Filter for the word "this" and keep each matching line.

Stored entries:
━━━
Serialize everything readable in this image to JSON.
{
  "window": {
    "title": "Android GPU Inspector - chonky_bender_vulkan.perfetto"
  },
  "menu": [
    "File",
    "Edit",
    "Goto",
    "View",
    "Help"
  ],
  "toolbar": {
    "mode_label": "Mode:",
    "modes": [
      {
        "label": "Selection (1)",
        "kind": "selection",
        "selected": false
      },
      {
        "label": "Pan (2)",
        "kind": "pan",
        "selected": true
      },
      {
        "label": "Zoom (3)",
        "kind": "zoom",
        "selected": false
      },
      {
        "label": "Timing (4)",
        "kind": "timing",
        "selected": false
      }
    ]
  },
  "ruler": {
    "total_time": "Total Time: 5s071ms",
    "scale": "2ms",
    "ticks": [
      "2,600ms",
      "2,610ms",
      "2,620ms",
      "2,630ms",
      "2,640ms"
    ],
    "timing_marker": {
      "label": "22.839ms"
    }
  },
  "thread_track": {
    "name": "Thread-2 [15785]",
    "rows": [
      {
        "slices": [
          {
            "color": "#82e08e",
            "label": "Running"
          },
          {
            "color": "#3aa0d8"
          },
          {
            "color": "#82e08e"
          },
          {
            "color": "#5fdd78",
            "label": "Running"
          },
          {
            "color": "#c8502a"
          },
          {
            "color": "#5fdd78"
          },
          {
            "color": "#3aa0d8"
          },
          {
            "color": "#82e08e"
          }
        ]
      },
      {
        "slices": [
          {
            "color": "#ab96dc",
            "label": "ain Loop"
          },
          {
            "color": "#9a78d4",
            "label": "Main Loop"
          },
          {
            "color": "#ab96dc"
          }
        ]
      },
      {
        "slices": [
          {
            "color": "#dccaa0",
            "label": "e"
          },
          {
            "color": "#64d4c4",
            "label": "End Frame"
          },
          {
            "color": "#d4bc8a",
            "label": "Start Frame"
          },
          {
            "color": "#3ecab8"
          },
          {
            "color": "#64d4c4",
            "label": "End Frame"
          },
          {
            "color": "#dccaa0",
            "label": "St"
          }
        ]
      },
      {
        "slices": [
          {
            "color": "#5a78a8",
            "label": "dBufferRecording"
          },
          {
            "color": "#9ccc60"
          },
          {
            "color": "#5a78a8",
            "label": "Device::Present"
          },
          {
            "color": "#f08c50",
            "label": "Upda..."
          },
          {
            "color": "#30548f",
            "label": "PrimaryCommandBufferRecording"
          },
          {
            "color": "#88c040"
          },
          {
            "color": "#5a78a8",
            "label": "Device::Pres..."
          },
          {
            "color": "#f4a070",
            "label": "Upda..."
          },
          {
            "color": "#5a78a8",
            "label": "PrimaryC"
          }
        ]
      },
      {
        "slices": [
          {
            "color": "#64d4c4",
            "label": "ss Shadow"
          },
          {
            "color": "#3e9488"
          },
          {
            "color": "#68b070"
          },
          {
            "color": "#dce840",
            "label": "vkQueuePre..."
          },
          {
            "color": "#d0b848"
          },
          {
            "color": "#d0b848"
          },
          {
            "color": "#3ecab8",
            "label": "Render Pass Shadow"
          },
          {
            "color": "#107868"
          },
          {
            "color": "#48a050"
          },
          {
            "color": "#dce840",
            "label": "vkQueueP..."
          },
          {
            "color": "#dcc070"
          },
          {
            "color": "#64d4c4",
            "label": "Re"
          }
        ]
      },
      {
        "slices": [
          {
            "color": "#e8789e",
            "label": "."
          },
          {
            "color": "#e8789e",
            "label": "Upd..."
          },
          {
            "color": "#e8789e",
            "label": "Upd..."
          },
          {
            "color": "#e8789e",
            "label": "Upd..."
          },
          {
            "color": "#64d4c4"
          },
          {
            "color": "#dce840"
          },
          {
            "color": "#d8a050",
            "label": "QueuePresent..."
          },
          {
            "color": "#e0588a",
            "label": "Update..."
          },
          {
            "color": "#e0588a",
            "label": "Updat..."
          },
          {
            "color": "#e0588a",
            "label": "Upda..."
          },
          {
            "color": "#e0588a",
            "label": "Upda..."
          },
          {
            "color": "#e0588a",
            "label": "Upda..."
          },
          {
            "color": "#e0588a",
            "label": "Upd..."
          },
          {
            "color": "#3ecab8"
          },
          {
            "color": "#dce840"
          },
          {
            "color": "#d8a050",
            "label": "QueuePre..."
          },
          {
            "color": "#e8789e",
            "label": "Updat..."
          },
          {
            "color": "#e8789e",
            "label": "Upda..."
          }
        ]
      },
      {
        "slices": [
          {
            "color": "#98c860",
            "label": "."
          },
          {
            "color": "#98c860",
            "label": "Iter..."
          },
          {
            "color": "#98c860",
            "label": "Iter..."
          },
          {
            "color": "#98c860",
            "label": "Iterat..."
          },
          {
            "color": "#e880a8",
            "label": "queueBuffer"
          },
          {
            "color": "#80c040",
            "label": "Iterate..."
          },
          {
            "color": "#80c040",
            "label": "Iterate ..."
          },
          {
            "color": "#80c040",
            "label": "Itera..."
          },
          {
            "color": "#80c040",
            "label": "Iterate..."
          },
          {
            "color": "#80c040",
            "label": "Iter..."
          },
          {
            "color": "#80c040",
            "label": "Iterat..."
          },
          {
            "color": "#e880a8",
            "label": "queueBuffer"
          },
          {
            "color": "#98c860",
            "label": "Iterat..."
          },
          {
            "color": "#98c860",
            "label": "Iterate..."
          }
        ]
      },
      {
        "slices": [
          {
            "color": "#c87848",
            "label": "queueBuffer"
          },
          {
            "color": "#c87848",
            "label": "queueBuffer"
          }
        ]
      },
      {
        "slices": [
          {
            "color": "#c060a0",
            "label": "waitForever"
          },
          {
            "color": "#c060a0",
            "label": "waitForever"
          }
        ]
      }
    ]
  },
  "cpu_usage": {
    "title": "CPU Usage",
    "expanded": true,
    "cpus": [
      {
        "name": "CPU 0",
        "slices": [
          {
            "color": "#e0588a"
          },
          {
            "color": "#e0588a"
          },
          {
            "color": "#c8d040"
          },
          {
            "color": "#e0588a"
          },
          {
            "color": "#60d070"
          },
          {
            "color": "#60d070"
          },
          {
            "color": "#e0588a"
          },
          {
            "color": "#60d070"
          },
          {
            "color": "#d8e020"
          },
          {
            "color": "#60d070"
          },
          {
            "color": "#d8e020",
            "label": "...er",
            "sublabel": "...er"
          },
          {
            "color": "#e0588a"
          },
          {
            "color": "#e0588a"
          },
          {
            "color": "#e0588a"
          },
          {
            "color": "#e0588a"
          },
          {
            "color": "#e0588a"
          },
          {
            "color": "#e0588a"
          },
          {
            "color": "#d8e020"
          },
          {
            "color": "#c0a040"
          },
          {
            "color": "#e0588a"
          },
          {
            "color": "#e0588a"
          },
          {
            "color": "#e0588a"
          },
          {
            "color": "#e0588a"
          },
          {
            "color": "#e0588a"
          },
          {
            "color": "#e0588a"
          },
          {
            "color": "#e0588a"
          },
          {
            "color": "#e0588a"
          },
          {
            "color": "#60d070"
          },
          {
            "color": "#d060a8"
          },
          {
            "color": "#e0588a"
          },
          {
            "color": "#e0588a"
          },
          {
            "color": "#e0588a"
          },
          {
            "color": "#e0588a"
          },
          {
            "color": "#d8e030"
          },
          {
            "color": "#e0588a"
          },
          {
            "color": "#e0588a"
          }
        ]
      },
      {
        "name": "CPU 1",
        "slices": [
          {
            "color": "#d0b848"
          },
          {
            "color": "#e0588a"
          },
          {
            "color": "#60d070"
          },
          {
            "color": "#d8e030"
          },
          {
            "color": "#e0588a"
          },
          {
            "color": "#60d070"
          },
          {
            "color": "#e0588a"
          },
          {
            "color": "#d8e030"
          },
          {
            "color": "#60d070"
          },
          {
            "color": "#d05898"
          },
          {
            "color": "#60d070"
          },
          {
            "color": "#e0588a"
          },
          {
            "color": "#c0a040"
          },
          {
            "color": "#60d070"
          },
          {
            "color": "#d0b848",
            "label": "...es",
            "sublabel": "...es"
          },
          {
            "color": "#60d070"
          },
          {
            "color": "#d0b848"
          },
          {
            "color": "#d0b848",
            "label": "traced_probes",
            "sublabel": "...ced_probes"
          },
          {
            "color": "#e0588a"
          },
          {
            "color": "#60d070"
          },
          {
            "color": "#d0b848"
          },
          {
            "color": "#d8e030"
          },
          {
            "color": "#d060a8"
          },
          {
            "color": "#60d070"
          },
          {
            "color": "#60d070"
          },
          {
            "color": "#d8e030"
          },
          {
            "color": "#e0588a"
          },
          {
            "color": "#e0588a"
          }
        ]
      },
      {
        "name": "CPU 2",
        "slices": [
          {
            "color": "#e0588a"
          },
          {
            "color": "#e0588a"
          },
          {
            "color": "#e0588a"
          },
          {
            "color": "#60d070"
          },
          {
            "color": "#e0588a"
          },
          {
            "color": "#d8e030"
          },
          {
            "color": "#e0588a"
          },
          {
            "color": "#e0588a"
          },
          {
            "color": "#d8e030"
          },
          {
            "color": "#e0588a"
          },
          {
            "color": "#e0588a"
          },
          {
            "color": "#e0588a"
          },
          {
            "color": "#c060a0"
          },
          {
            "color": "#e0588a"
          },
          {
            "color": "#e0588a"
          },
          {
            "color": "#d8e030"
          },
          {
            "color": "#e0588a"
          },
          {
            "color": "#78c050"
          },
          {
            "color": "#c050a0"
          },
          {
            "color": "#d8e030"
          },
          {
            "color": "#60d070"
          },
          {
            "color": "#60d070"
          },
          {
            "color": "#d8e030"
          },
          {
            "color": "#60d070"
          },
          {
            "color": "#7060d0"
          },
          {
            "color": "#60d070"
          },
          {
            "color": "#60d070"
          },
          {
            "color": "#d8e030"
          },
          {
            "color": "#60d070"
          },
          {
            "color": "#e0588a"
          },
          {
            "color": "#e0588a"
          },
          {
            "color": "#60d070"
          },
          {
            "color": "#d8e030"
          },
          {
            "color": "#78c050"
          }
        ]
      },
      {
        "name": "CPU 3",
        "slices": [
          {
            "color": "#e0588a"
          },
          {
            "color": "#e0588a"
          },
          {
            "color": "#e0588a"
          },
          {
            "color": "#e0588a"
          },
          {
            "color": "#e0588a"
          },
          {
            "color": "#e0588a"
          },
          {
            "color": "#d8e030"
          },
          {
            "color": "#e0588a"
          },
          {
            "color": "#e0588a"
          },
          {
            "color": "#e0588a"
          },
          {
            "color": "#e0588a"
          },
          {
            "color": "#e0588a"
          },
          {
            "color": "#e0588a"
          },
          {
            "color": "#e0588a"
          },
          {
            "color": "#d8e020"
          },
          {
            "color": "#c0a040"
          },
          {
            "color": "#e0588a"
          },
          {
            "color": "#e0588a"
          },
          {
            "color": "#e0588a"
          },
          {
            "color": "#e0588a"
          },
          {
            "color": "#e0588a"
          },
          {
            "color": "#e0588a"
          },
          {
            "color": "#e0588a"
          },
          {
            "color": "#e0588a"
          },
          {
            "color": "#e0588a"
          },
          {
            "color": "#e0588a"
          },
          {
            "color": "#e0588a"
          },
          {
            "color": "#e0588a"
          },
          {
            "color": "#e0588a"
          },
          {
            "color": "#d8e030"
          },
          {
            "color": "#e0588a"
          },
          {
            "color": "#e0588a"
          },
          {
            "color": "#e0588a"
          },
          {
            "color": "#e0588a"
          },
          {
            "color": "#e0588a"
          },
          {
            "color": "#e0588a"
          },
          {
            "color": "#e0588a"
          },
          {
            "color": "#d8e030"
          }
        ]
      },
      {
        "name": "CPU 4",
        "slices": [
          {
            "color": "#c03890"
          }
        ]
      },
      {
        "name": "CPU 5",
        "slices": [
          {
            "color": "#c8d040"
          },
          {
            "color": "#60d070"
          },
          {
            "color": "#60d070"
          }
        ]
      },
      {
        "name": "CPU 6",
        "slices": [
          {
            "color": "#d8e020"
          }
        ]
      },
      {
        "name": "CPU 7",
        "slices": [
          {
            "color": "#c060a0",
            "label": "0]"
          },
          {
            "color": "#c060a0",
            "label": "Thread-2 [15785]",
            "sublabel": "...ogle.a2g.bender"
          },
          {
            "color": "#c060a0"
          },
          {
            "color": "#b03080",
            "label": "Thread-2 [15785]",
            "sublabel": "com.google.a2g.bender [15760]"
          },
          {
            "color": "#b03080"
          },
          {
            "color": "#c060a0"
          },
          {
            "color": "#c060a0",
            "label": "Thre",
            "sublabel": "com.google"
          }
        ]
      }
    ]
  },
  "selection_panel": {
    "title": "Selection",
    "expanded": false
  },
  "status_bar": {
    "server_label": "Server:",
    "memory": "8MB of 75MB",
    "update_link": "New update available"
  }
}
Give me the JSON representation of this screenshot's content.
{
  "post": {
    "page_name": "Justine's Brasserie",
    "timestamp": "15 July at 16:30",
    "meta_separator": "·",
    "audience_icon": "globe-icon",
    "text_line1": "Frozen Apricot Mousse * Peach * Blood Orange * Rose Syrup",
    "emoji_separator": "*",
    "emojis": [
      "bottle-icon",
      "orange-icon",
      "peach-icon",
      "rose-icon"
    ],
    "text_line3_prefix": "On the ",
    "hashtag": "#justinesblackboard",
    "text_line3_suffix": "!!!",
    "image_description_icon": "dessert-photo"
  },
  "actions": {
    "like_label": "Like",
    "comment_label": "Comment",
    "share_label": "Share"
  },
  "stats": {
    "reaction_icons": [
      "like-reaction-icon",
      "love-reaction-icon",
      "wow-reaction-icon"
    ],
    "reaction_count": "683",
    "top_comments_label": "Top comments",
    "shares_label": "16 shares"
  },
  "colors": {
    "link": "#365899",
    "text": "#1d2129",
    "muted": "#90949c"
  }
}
━━━
EXERCISE OUTPUT
Serialize everything readable in this image to JSON.
Give me the JSON representation of this screenshot's content.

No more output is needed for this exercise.